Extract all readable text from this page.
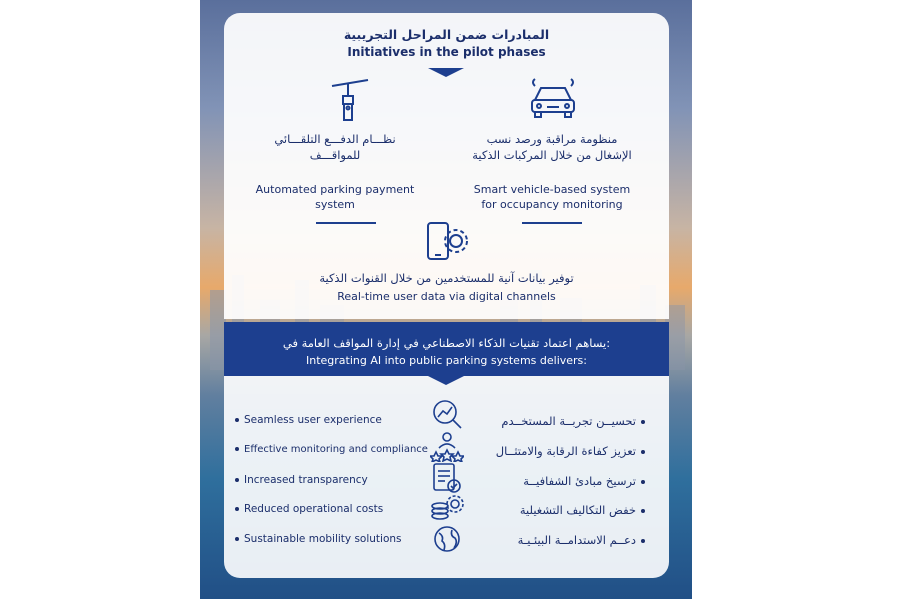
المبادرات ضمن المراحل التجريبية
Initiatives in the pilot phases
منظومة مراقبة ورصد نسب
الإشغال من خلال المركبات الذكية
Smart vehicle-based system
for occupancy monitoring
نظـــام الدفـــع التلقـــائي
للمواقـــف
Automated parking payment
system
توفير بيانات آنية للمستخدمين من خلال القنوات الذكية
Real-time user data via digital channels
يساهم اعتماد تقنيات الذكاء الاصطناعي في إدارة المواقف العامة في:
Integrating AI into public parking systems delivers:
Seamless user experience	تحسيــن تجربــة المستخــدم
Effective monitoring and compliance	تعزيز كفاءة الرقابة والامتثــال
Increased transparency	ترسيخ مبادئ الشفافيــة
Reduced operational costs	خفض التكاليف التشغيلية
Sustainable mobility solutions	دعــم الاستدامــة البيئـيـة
---
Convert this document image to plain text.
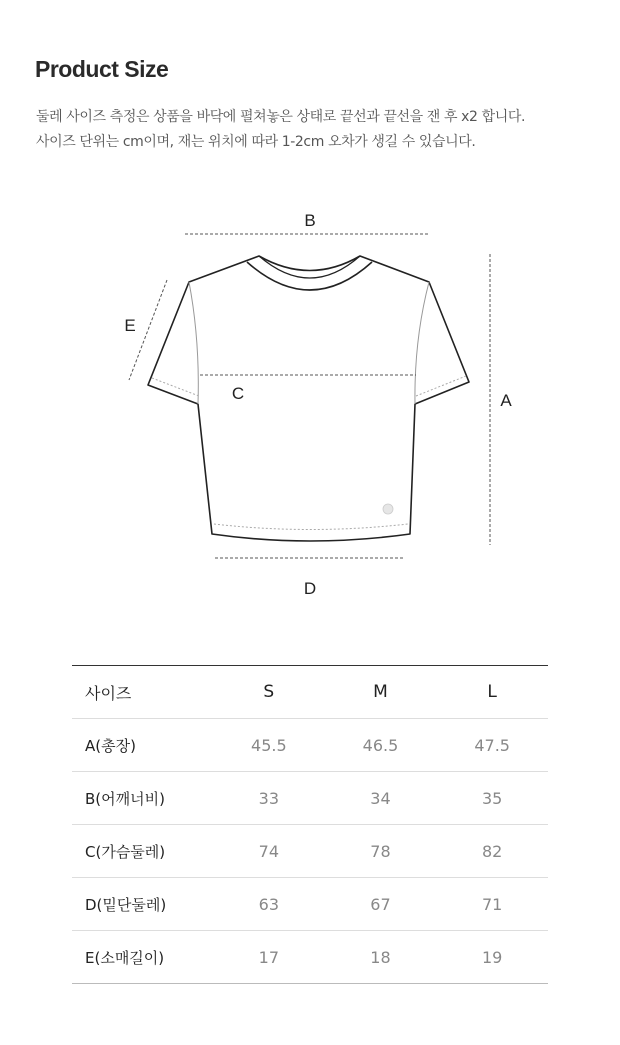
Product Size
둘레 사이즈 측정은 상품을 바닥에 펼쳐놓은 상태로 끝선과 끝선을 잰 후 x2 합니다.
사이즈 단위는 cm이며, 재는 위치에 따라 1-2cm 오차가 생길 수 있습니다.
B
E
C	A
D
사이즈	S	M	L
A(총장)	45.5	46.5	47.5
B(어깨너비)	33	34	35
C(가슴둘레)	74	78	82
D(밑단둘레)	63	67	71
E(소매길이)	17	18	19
--
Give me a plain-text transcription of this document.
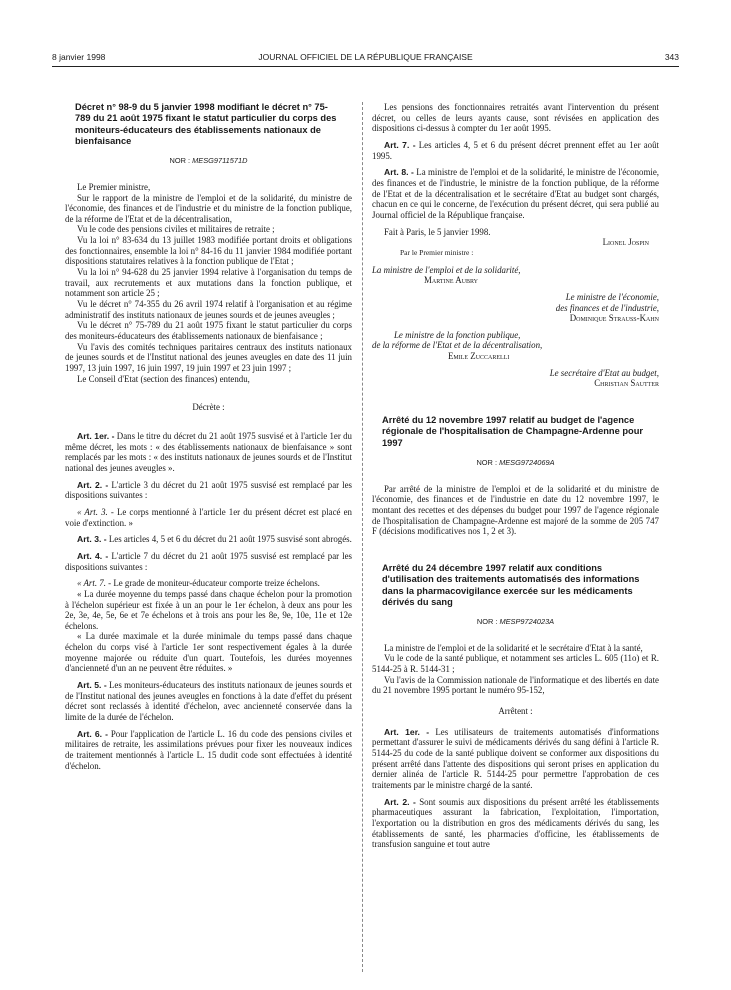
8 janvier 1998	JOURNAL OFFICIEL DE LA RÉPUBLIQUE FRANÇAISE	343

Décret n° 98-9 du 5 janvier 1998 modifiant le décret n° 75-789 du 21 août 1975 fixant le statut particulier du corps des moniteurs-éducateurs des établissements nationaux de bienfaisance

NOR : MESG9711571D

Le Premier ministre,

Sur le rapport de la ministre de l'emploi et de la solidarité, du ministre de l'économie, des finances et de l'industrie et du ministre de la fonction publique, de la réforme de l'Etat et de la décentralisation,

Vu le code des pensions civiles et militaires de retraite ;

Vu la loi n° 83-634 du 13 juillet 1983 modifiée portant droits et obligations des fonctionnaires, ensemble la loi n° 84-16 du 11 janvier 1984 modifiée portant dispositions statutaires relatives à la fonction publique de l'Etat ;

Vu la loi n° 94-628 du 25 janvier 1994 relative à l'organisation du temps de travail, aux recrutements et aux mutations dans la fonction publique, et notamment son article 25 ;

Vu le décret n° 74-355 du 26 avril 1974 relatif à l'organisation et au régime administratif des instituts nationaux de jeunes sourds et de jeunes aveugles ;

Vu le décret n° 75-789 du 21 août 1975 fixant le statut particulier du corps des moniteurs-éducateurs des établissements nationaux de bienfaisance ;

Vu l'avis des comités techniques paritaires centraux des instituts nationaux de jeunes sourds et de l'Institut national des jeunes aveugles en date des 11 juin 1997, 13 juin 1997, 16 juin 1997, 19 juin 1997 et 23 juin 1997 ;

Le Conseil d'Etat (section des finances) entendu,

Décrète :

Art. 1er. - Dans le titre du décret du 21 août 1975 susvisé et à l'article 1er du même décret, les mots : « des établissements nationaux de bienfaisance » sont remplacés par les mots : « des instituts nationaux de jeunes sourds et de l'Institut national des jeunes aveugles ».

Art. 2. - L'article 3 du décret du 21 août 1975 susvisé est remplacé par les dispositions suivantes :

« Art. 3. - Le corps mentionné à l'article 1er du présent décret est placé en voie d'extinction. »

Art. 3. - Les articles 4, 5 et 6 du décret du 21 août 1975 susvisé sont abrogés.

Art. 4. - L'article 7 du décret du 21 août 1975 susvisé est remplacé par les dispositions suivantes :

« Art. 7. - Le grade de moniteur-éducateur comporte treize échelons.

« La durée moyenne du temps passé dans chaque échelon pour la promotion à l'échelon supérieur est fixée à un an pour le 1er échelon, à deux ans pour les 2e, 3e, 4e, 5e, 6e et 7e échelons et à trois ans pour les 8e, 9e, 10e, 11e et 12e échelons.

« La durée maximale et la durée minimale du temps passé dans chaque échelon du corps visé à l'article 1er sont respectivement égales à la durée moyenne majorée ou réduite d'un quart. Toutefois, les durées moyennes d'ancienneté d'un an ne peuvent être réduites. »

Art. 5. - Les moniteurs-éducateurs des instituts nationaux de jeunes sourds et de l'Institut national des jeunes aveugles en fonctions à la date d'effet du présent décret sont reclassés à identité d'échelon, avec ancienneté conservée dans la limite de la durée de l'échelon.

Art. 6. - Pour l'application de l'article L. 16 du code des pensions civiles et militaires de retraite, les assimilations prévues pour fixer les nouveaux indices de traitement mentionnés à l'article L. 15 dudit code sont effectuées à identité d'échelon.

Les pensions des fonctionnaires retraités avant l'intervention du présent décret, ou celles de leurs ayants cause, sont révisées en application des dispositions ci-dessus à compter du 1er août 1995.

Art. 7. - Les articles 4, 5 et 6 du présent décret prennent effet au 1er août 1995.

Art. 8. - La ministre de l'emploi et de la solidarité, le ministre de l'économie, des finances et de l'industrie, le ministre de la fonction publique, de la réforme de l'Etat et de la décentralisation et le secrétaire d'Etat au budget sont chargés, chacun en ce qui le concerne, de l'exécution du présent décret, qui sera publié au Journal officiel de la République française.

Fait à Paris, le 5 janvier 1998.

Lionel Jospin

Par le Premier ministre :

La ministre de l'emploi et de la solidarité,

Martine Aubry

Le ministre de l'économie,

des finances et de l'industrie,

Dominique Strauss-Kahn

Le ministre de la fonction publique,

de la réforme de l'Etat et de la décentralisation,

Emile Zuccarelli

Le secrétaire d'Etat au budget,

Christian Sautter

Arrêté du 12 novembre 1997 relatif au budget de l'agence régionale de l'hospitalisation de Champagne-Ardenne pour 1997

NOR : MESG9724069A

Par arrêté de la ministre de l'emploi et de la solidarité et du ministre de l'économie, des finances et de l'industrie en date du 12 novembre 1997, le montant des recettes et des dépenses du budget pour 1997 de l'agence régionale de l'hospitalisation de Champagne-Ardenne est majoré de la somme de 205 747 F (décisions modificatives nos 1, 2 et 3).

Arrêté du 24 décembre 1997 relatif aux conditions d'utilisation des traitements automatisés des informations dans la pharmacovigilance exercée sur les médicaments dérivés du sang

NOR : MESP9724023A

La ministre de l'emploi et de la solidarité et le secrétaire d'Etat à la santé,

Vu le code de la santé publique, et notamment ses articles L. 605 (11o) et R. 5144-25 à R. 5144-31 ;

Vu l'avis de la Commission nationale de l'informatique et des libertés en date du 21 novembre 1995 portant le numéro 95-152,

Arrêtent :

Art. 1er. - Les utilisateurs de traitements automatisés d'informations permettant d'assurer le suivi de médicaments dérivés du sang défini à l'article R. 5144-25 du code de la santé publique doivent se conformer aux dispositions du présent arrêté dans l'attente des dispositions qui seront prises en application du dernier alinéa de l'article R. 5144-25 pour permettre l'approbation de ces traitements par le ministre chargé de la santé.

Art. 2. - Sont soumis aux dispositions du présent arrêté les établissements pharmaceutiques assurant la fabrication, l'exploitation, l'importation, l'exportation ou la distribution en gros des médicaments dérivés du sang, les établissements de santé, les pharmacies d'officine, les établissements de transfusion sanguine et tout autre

## Goal
Isolate the lines above that contain the word "bienfaisance" and copy them.

## Reply
Décret n° 98-9 du 5 janvier 1998 modifiant le décret n° 75-789 du 21 août 1975 fixant le statut particulier du corps des moniteurs-éducateurs des établissements nationaux de bienfaisance
Vu le décret n° 75-789 du 21 août 1975 fixant le statut particulier du corps des moniteurs-éducateurs des établissements nationaux de bienfaisance ;
Art. 1er. - Dans le titre du décret du 21 août 1975 susvisé et à l'article 1er du même décret, les mots : « des établissements nationaux de bienfaisance » sont remplacés par les mots : « des instituts nationaux de jeunes sourds et de l'Institut national des jeunes aveugles ».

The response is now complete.